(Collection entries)
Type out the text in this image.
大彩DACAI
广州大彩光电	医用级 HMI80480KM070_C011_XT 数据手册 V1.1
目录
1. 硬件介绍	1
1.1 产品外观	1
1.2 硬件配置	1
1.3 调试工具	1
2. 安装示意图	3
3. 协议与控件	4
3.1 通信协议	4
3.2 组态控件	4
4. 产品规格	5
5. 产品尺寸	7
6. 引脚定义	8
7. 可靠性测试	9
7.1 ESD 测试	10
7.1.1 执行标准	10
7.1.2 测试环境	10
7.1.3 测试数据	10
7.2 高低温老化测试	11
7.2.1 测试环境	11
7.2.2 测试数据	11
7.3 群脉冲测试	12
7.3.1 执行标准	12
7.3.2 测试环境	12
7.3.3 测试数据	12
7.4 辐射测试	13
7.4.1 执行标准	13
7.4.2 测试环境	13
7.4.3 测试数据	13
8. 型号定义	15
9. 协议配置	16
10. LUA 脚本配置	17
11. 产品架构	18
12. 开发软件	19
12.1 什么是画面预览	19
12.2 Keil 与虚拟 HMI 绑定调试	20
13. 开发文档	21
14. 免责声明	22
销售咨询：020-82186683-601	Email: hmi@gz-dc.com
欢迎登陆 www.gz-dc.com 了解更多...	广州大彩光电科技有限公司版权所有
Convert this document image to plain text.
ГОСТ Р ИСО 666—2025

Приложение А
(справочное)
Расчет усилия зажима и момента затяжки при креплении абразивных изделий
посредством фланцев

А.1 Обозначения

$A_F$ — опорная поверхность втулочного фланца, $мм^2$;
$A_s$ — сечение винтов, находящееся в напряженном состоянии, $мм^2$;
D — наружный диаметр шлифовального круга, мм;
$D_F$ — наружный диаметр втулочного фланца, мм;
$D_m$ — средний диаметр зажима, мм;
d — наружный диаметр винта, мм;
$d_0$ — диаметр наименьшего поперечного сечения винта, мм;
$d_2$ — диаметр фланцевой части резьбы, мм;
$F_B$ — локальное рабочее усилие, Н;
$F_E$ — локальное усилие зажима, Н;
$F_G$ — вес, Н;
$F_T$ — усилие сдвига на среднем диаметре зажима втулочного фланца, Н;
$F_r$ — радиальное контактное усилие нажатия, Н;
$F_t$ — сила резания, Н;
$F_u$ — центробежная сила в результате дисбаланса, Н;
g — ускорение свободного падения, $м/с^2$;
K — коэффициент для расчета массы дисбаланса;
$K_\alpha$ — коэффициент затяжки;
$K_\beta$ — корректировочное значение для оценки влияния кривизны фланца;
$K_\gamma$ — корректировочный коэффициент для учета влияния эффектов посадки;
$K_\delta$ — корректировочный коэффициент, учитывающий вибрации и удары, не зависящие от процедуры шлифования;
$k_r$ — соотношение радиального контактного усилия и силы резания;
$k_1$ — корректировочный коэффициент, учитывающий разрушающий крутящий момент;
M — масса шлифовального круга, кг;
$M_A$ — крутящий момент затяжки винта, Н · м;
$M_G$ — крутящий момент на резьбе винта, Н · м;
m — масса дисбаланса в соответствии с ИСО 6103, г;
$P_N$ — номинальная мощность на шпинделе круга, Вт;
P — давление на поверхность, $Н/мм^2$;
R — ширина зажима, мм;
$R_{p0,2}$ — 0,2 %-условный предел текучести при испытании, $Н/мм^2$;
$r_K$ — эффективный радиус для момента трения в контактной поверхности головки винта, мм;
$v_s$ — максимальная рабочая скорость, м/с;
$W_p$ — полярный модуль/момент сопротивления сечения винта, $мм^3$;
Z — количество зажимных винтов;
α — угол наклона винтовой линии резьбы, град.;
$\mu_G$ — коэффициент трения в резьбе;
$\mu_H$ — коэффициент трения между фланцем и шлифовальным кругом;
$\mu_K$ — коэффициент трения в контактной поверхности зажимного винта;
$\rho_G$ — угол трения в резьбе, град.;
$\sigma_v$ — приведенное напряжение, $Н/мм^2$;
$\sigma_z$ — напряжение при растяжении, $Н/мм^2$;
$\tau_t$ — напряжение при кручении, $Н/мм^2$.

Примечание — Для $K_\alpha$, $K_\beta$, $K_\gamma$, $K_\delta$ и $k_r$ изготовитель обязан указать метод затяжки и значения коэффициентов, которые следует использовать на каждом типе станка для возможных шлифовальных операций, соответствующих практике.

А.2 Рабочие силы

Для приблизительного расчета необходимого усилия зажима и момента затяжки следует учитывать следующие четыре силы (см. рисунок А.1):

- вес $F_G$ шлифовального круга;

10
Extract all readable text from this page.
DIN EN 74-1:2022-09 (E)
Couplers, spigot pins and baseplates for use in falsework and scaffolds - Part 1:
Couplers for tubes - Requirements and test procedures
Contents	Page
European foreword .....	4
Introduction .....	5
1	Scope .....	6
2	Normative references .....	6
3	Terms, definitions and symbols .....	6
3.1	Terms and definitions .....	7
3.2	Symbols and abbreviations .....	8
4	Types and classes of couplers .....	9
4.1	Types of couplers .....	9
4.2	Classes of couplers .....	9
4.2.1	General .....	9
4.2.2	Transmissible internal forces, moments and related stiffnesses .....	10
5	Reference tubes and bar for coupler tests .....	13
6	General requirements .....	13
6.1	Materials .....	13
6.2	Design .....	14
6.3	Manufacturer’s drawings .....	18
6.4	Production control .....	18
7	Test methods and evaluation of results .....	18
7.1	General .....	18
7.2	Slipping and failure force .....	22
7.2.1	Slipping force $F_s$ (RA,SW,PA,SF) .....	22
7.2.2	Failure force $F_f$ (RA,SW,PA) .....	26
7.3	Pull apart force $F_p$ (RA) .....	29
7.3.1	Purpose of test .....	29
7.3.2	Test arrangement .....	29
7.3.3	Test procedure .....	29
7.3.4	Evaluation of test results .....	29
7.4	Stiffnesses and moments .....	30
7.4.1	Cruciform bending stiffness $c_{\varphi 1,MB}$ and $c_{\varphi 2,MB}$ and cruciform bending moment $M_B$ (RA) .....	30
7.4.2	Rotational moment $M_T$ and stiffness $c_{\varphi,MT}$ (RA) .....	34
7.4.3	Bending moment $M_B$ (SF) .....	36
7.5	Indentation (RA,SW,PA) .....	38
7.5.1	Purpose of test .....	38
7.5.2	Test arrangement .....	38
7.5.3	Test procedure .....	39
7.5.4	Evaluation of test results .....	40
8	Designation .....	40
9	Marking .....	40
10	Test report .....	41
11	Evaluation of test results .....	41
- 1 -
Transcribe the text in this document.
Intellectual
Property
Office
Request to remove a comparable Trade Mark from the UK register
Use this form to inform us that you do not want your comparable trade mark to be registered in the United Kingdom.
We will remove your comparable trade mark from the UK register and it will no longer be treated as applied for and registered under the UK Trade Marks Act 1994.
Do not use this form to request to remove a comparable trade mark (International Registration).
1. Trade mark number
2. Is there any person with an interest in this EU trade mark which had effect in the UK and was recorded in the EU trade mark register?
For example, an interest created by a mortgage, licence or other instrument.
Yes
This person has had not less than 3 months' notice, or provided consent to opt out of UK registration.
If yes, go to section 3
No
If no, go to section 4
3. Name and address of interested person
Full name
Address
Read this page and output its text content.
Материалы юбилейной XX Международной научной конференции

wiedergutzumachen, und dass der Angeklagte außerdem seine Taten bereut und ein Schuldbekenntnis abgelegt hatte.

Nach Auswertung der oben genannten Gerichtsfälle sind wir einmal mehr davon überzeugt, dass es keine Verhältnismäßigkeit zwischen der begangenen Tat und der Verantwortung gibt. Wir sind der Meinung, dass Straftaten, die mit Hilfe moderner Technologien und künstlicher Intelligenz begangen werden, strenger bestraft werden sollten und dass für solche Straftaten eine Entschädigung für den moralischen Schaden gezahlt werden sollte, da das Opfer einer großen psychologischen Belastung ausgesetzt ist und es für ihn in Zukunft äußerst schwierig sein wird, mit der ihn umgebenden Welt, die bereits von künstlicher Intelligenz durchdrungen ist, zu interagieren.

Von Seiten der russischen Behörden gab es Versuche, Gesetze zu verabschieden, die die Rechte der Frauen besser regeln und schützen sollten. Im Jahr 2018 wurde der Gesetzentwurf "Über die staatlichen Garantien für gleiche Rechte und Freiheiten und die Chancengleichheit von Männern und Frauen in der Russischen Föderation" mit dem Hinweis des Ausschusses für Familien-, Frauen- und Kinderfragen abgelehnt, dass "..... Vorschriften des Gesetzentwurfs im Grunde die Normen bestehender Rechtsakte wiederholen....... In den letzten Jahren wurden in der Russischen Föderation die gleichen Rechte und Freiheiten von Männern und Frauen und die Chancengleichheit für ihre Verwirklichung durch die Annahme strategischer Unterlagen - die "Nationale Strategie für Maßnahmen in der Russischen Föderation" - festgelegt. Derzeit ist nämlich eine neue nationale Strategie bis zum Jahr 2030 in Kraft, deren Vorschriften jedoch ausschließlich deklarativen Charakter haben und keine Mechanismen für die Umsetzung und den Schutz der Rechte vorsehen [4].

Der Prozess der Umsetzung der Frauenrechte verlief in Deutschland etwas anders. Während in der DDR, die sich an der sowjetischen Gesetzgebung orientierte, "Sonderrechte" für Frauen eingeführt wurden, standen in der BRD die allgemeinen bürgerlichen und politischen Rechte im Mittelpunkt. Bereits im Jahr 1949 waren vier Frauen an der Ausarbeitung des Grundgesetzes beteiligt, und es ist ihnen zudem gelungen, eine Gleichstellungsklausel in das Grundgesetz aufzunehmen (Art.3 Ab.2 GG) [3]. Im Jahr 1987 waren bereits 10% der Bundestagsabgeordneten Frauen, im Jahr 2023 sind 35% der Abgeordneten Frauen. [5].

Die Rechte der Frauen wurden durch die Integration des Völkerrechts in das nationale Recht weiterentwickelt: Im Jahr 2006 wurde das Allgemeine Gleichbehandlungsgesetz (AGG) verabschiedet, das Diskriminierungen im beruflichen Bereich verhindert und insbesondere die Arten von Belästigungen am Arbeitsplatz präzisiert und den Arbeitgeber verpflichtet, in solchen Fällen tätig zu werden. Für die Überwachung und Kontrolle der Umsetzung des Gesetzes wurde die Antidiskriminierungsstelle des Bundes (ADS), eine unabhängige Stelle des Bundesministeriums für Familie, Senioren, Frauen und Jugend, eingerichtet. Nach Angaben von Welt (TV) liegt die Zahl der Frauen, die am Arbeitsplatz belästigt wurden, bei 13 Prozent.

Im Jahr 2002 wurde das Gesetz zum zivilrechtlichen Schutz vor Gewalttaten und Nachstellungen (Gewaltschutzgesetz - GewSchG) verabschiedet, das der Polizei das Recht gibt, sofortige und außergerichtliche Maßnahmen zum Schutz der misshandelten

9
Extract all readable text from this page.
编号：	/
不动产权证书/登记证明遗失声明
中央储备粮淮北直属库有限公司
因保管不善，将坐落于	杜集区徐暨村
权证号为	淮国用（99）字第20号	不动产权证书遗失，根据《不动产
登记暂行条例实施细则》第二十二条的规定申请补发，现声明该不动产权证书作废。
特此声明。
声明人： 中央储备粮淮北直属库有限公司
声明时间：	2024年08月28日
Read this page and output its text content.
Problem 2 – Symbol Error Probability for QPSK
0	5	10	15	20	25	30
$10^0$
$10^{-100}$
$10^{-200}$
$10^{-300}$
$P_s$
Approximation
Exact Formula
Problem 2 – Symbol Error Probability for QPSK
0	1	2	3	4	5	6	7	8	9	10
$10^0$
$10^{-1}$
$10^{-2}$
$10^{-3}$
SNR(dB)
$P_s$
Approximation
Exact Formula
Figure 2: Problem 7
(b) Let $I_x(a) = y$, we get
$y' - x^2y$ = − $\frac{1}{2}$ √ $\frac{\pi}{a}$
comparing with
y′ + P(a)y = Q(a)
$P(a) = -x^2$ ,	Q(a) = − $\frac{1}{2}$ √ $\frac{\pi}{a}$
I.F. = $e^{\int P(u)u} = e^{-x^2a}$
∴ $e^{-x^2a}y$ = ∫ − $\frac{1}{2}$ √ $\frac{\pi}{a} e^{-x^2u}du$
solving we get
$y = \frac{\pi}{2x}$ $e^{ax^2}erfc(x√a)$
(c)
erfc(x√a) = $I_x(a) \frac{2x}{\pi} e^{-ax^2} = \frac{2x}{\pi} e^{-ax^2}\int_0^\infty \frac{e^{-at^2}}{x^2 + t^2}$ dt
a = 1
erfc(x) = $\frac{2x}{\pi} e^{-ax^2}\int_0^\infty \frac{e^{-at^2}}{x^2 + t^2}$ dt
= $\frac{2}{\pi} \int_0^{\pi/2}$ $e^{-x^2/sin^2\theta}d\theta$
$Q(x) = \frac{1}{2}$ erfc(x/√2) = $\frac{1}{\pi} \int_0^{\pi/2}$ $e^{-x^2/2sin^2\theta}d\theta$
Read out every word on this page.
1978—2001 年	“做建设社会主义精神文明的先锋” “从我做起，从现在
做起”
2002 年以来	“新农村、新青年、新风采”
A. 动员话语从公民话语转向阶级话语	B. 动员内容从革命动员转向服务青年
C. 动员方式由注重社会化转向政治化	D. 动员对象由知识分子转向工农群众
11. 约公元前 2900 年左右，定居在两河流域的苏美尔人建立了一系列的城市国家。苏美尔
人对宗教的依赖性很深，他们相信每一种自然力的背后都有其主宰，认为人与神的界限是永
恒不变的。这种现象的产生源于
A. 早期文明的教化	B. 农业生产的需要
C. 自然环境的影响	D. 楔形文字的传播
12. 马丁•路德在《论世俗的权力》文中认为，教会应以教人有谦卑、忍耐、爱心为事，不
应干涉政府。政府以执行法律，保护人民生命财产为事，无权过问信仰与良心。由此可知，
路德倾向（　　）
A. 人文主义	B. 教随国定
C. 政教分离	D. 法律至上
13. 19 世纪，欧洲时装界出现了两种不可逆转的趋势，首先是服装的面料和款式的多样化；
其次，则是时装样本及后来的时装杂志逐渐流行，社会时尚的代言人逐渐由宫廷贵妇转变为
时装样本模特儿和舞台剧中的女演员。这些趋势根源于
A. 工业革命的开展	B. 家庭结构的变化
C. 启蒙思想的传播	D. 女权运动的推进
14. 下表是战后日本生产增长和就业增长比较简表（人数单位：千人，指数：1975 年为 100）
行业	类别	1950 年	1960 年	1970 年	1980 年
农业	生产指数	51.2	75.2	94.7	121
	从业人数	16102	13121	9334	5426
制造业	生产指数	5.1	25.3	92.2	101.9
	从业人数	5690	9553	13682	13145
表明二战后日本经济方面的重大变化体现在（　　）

Work to complete: Find the word "корректировочный" and list each line it appears in.

Exercise solution:
$K_\gamma$ — корректировочный коэффициент для учета влияния эффектов посадки;
$K_\delta$ — корректировочный коэффициент, учитывающий вибрации и удары, не зависящие от процедуры шлифования;
$k_1$ — корректировочный коэффициент, учитывающий разрушающий крутящий момент;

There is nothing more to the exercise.